**Exercise instructions**
Look through the records below and give the number of lines holding the string "gelang", nothing more.
● ● ● ●
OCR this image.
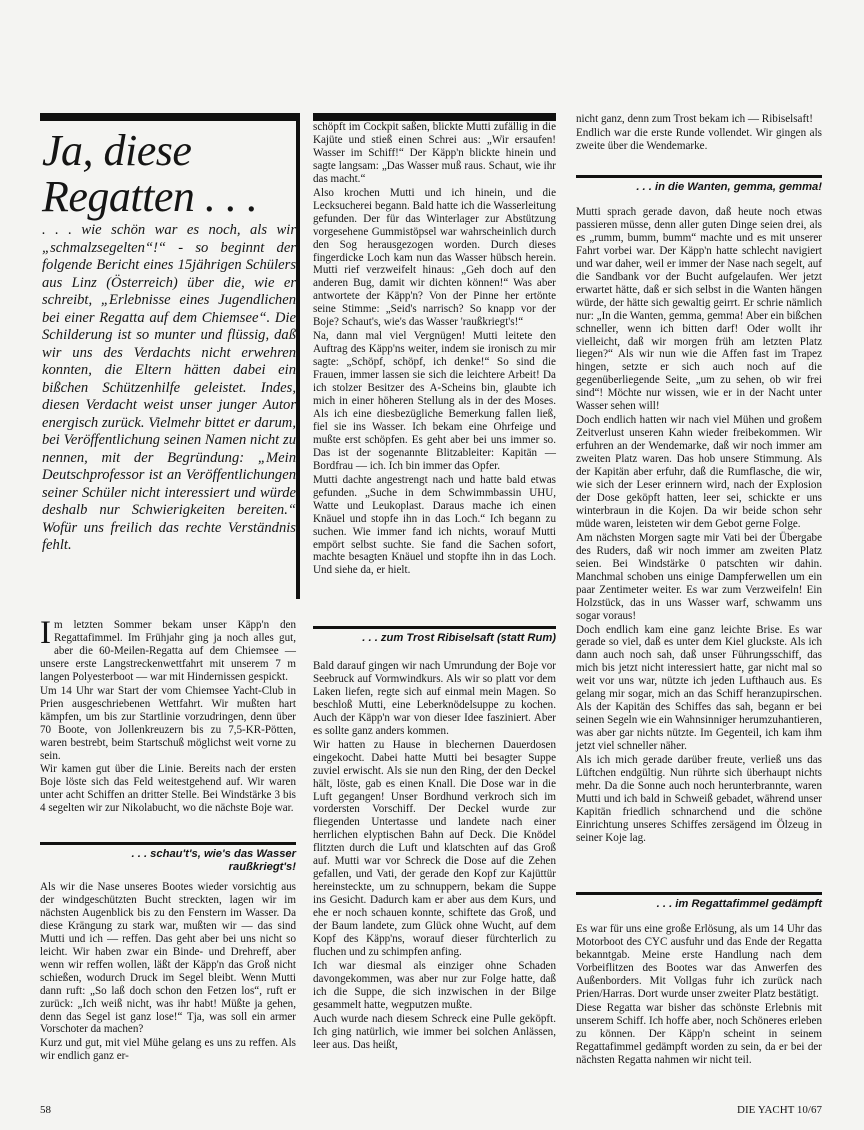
Ja, diese Regatten . . .
. . . wie schön war es noch, als wir „schmalzsegelten“!“ - so beginnt der folgende Bericht eines 15jährigen Schülers aus Linz (Österreich) über die, wie er schreibt, „Erlebnisse eines Jugendlichen bei einer Regatta auf dem Chiemsee“. Die Schilderung ist so munter und flüssig, daß wir uns des Verdachts nicht erwehren konnten, die Eltern hätten dabei ein bißchen Schützenhilfe geleistet. Indes, diesen Verdacht weist unser junger Autor energisch zurück. Vielmehr bittet er darum, bei Veröffentlichung seinen Namen nicht zu nennen, mit der Begründung: „Mein Deutschprofessor ist an Veröffentlichungen seiner Schüler nicht interessiert und würde deshalb nur Schwierigkeiten bereiten.“ Wofür uns freilich das rechte Verständnis fehlt.

Im letzten Sommer bekam unser Käpp'n den Regattafimmel. Im Frühjahr ging ja noch alles gut, aber die 60-Meilen-Regatta auf dem Chiemsee — unsere erste Langstreckenwettfahrt mit unserem 7 m langen Polyesterboot — war mit Hindernissen gespickt.

Um 14 Uhr war Start der vom Chiemsee Yacht-Club in Prien ausgeschriebenen Wettfahrt. Wir mußten hart kämpfen, um bis zur Startlinie vorzudringen, denn über 70 Boote, von Jollenkreuzern bis zu 7,5-KR-Pötten, waren bestrebt, beim Startschuß möglichst weit vorne zu sein.

Wir kamen gut über die Linie. Bereits nach der ersten Boje löste sich das Feld weitestgehend auf. Wir waren unter acht Schiffen an dritter Stelle. Bei Windstärke 3 bis 4 segelten wir zur Nikolabucht, wo die nächste Boje war.

. . . schau't's, wie's das Wasser raußkriegt's!

Als wir die Nase unseres Bootes wieder vorsichtig aus der windgeschützten Bucht streckten, lagen wir im nächsten Augenblick bis zu den Fenstern im Wasser. Da diese Krängung zu stark war, mußten wir — das sind Mutti und ich — reffen. Das geht aber bei uns nicht so leicht. Wir haben zwar ein Binde- und Drehreff, aber wenn wir reffen wollen, läßt der Käpp'n das Groß nicht schießen, wodurch Druck im Segel bleibt. Wenn Mutti dann ruft: „So laß doch schon den Fetzen los“, ruft er zurück: „Ich weiß nicht, was ihr habt! Müßte ja gehen, denn das Segel ist ganz lose!“ Tja, was soll ein armer Vorschoter da machen?

Kurz und gut, mit viel Mühe gelang es uns zu reffen. Als wir endlich ganz er-

schöpft im Cockpit saßen, blickte Mutti zufällig in die Kajüte und stieß einen Schrei aus: „Wir ersaufen! Wasser im Schiff!“ Der Käpp'n blickte hinein und sagte langsam: „Das Wasser muß raus. Schaut, wie ihr das macht.“

Also krochen Mutti und ich hinein, und die Lecksucherei begann. Bald hatte ich die Wasserleitung gefunden. Der für das Winterlager zur Abstützung vorgesehene Gummistöpsel war wahrscheinlich durch den Sog herausgezogen worden. Durch dieses fingerdicke Loch kam nun das Wasser hübsch herein. Mutti rief verzweifelt hinaus: „Geh doch auf den anderen Bug, damit wir dichten können!“ Was aber antwortete der Käpp'n? Von der Pinne her ertönte seine Stimme: „Seid's narrisch? So knapp vor der Boje? Schaut's, wie's das Wasser 'raußkriegt's!“

Na, dann mal viel Vergnügen! Mutti leitete den Auftrag des Käpp'ns weiter, indem sie ironisch zu mir sagte: „Schöpf, schöpf, ich denke!“ So sind die Frauen, immer lassen sie sich die leichtere Arbeit! Da ich stolzer Besitzer des A-Scheins bin, glaubte ich mich in einer höheren Stellung als in der des Moses. Als ich eine diesbezügliche Bemerkung fallen ließ, fiel sie ins Wasser. Ich bekam eine Ohrfeige und mußte erst schöpfen. Es geht aber bei uns immer so. Das ist der sogenannte Blitzableiter: Kapitän — Bordfrau — ich. Ich bin immer das Opfer.

Mutti dachte angestrengt nach und hatte bald etwas gefunden. „Suche in dem Schwimmbassin UHU, Watte und Leukoplast. Daraus mache ich einen Knäuel und stopfe ihn in das Loch.“ Ich begann zu suchen. Wie immer fand ich nichts, worauf Mutti empört selbst suchte. Sie fand die Sachen sofort, machte besagten Knäuel und stopfte ihn in das Loch. Und siehe da, er hielt.

. . . zum Trost Ribiselsaft (statt Rum)

Bald darauf gingen wir nach Umrundung der Boje vor Seebruck auf Vormwindkurs. Als wir so platt vor dem Laken liefen, regte sich auf einmal mein Magen. So beschloß Mutti, eine Leberknödelsuppe zu kochen. Auch der Käpp'n war von dieser Idee fasziniert. Aber es sollte ganz anders kommen.

Wir hatten zu Hause in blechernen Dauerdosen eingekocht. Dabei hatte Mutti bei besagter Suppe zuviel erwischt. Als sie nun den Ring, der den Deckel hält, löste, gab es einen Knall. Die Dose war in die Luft gegangen! Unser Bordhund verkroch sich im vordersten Vorschiff. Der Deckel wurde zur fliegenden Untertasse und landete nach einer herrlichen elyptischen Bahn auf Deck. Die Knödel flitzten durch die Luft und klatschten auf das Groß auf. Mutti war vor Schreck die Dose auf die Zehen gefallen, und Vati, der gerade den Kopf zur Kajüttür hereinsteckte, um zu schnuppern, bekam die Suppe ins Gesicht. Dadurch kam er aber aus dem Kurs, und ehe er noch schauen konnte, schiftete das Groß, und der Baum landete, zum Glück ohne Wucht, auf dem Kopf des Käpp'ns, worauf dieser fürchterlich zu fluchen und zu schimpfen anfing.

Ich war diesmal als einziger ohne Schaden davongekommen, was aber nur zur Folge hatte, daß ich die Suppe, die sich inzwischen in der Bilge gesammelt hatte, wegputzen mußte.

Auch wurde nach diesem Schreck eine Pulle geköpft. Ich ging natürlich, wie immer bei solchen Anlässen, leer aus. Das heißt,

nicht ganz, denn zum Trost bekam ich — Ribiselsaft!

Endlich war die erste Runde vollendet. Wir gingen als zweite über die Wendemarke.

. . . in die Wanten, gemma, gemma!

Mutti sprach gerade davon, daß heute noch etwas passieren müsse, denn aller guten Dinge seien drei, als es „rumm, bumm, bumm“ machte und es mit unserer Fahrt vorbei war. Der Käpp'n hatte schlecht navigiert und war daher, weil er immer der Nase nach segelt, auf die Sandbank vor der Bucht aufgelaufen. Wer jetzt erwartet hätte, daß er sich selbst in die Wanten hängen würde, der hätte sich gewaltig geirrt. Er schrie nämlich nur: „In die Wanten, gemma, gemma! Aber ein bißchen schneller, wenn ich bitten darf! Oder wollt ihr vielleicht, daß wir morgen früh am letzten Platz liegen?“ Als wir nun wie die Affen fast im Trapez hingen, setzte er sich auch noch auf die gegenüberliegende Seite, „um zu sehen, ob wir frei sind“! Möchte nur wissen, wie er in der Nacht unter Wasser sehen will!

Doch endlich hatten wir nach viel Mühen und großem Zeitverlust unseren Kahn wieder freibekommen. Wir erfuhren an der Wendemarke, daß wir noch immer am zweiten Platz waren. Das hob unsere Stimmung. Als der Kapitän aber erfuhr, daß die Rumflasche, die wir, wie sich der Leser erinnern wird, nach der Explosion der Dose geköpft hatten, leer sei, schickte er uns winterbraun in die Kojen. Da wir beide schon sehr müde waren, leisteten wir dem Gebot gerne Folge.

Am nächsten Morgen sagte mir Vati bei der Übergabe des Ruders, daß wir noch immer am zweiten Platz seien. Bei Windstärke 0 patschten wir dahin. Manchmal schoben uns einige Dampferwellen um ein paar Zentimeter weiter. Es war zum Verzweifeln! Ein Holzstück, das in uns Wasser warf, schwamm uns sogar voraus!

Doch endlich kam eine ganz leichte Brise. Es war gerade so viel, daß es unter dem Kiel gluckste. Als ich dann auch noch sah, daß unser Führungsschiff, das mich bis jetzt nicht interessiert hatte, gar nicht mal so weit vor uns war, nützte ich jeden Lufthauch aus. Es gelang mir sogar, mich an das Schiff heranzupirschen. Als der Kapitän des Schiffes das sah, begann er bei seinen Segeln wie ein Wahnsinniger herumzuhantieren, was aber gar nichts nützte. Im Gegenteil, ich kam ihm jetzt viel schneller näher.

Als ich mich gerade darüber freute, verließ uns das Lüftchen endgültig. Nun rührte sich überhaupt nichts mehr. Da die Sonne auch noch herunterbrannte, waren Mutti und ich bald in Schweiß gebadet, während unser Kapitän friedlich schnarchend und die schöne Einrichtung unseres Schiffes zersägend im Ölzeug in seiner Koje lag.

. . . im Regattafimmel gedämpft

Es war für uns eine große Erlösung, als um 14 Uhr das Motorboot des CYC ausfuhr und das Ende der Regatta bekanntgab. Meine erste Handlung nach dem Vorbeiflitzen des Bootes war das Anwerfen des Außenborders. Mit Vollgas fuhr ich zurück nach Prien/Harras. Dort wurde unser zweiter Platz bestätigt.

Diese Regatta war bisher das schönste Erlebnis mit unserem Schiff. Ich hoffe aber, noch Schöneres erleben zu können. Der Käpp'n scheint in seinem Regattafimmel gedämpft worden zu sein, da er bei der nächsten Regatta nahmen wir nicht teil.

58	DIE YACHT 10/67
● ● ● ●
**The completed task**
2